• [STATED PROBLEM]:
Reproduce each line exactly.

• [LISTING]:
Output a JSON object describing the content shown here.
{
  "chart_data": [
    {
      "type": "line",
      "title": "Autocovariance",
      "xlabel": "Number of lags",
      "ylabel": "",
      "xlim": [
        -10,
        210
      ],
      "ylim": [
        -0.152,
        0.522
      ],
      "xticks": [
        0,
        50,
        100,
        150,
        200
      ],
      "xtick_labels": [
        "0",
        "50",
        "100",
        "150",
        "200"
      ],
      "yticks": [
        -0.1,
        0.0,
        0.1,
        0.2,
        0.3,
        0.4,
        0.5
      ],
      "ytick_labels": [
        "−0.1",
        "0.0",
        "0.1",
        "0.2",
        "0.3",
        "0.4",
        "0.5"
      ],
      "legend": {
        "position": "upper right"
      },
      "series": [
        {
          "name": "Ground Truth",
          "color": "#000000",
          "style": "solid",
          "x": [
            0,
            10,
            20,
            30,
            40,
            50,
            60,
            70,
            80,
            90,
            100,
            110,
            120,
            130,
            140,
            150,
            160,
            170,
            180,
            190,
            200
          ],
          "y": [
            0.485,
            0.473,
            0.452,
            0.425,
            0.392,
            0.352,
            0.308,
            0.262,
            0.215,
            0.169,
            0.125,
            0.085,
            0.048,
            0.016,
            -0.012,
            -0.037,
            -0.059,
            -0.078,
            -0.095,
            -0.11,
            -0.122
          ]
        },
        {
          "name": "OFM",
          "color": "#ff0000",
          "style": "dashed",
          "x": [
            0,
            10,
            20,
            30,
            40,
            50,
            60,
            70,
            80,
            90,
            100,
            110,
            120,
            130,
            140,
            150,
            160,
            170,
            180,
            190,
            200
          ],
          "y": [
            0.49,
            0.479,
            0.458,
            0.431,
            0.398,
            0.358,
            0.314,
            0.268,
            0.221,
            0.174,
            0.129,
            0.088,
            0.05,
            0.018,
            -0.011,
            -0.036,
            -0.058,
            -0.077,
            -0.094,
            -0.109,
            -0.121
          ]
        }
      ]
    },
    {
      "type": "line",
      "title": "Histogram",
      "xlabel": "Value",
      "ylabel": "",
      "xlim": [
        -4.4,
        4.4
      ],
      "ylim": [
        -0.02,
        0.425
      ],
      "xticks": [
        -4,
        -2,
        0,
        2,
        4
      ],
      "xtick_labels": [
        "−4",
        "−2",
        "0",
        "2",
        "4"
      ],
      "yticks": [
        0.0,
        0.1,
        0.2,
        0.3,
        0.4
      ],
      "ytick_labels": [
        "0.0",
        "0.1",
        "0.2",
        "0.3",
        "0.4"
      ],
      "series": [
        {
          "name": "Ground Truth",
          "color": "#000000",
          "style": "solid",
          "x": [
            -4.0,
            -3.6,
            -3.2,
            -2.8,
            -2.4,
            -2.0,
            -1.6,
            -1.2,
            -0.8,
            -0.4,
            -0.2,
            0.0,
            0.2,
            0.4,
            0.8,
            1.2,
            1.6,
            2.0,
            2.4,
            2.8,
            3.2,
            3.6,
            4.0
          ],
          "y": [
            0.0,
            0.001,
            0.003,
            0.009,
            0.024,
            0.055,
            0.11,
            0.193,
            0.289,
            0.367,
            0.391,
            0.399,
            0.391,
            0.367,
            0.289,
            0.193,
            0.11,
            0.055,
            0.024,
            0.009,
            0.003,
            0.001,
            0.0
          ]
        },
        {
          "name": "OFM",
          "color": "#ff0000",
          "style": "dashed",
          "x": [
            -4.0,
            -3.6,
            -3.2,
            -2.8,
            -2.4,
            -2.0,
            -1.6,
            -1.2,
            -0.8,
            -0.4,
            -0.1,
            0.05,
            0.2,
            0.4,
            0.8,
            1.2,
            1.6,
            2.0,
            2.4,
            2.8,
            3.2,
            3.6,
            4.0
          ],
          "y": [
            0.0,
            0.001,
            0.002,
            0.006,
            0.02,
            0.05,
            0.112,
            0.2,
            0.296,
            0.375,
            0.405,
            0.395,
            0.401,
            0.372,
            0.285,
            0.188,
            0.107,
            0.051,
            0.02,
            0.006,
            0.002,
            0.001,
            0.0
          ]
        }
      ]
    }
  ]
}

• [EXPECTED OUTPUT]:
Output a JSON object describing the content shown here.
{
  "chart_data": [
    {
      "type": "line",
      "title": "Autocovariance",
      "xlabel": "Number of lags",
      "ylabel": "",
      "xlim": [
        -10,
        210
      ],
      "ylim": [
        -0.152,
        0.522
      ],
      "xticks": [
        0,
        50,
        100,
        150,
        200
      ],
      "xtick_labels": [
        "0",
        "50",
        "100",
        "150",
        "200"
      ],
      "yticks": [
        -0.1,
        0.0,
        0.1,
        0.2,
        0.3,
        0.4,
        0.5
      ],
      "ytick_labels": [
        "−0.1",
        "0.0",
        "0.1",
        "0.2",
        "0.3",
        "0.4",
        "0.5"
      ],
      "legend": {
        "position": "upper right"
      },
      "series": [
        {
          "name": "Ground Truth",
          "color": "#000000",
          "style": "solid",
          "x": [
            0,
            10,
            20,
            30,
            40,
            50,
            60,
            70,
            80,
            90,
            100,
            110,
            120,
            130,
            140,
            150,
            160,
            170,
            180,
            190,
            200
          ],
          "y": [
            0.485,
            0.473,
            0.452,
            0.425,
            0.392,
            0.352,
            0.308,
            0.262,
            0.215,
            0.169,
            0.125,
            0.085,
            0.048,
            0.016,
            -0.012,
            -0.037,
            -0.059,
            -0.078,
            -0.095,
            -0.11,
            -0.122
          ]
        },
        {
          "name": "OFM",
          "color": "#ff0000",
          "style": "dashed",
          "x": [
            0,
            10,
            20,
            30,
            40,
            50,
            60,
            70,
            80,
            90,
            100,
            110,
            120,
            130,
            140,
            150,
            160,
            170,
            180,
            190,
            200
          ],
          "y": [
            0.49,
            0.479,
            0.458,
            0.431,
            0.398,
            0.358,
            0.314,
            0.268,
            0.221,
            0.174,
            0.129,
            0.088,
            0.05,
            0.018,
            -0.011,
            -0.036,
            -0.058,
            -0.077,
            -0.094,
            -0.109,
            -0.121
          ]
        }
      ]
    },
    {
      "type": "line",
      "title": "Histogram",
      "xlabel": "Value",
      "ylabel": "",
      "xlim": [
        -4.4,
        4.4
      ],
      "ylim": [
        -0.02,
        0.425
      ],
      "xticks": [
        -4,
        -2,
        0,
        2,
        4
      ],
      "xtick_labels": [
        "−4",
        "−2",
        "0",
        "2",
        "4"
      ],
      "yticks": [
        0.0,
        0.1,
        0.2,
        0.3,
        0.4
      ],
      "ytick_labels": [
        "0.0",
        "0.1",
        "0.2",
        "0.3",
        "0.4"
      ],
      "series": [
        {
          "name": "Ground Truth",
          "color": "#000000",
          "style": "solid",
          "x": [
            -4.0,
            -3.6,
            -3.2,
            -2.8,
            -2.4,
            -2.0,
            -1.6,
            -1.2,
            -0.8,
            -0.4,
            -0.2,
            0.0,
            0.2,
            0.4,
            0.8,
            1.2,
            1.6,
            2.0,
            2.4,
            2.8,
            3.2,
            3.6,
            4.0
          ],
          "y": [
            0.0,
            0.001,
            0.003,
            0.009,
            0.024,
            0.055,
            0.11,
            0.193,
            0.289,
            0.367,
            0.391,
            0.399,
            0.391,
            0.367,
            0.289,
            0.193,
            0.11,
            0.055,
            0.024,
            0.009,
            0.003,
            0.001,
            0.0
          ]
        },
        {
          "name": "OFM",
          "color": "#ff0000",
          "style": "dashed",
          "x": [
            -4.0,
            -3.6,
            -3.2,
            -2.8,
            -2.4,
            -2.0,
            -1.6,
            -1.2,
            -0.8,
            -0.4,
            -0.1,
            0.05,
            0.2,
            0.4,
            0.8,
            1.2,
            1.6,
            2.0,
            2.4,
            2.8,
            3.2,
            3.6,
            4.0
          ],
          "y": [
            0.0,
            0.001,
            0.002,
            0.006,
            0.02,
            0.05,
            0.112,
            0.2,
            0.296,
            0.375,
            0.405,
            0.395,
            0.401,
            0.372,
            0.285,
            0.188,
            0.107,
            0.051,
            0.02,
            0.006,
            0.002,
            0.001,
            0.0
          ]
        }
      ]
    }
  ]
}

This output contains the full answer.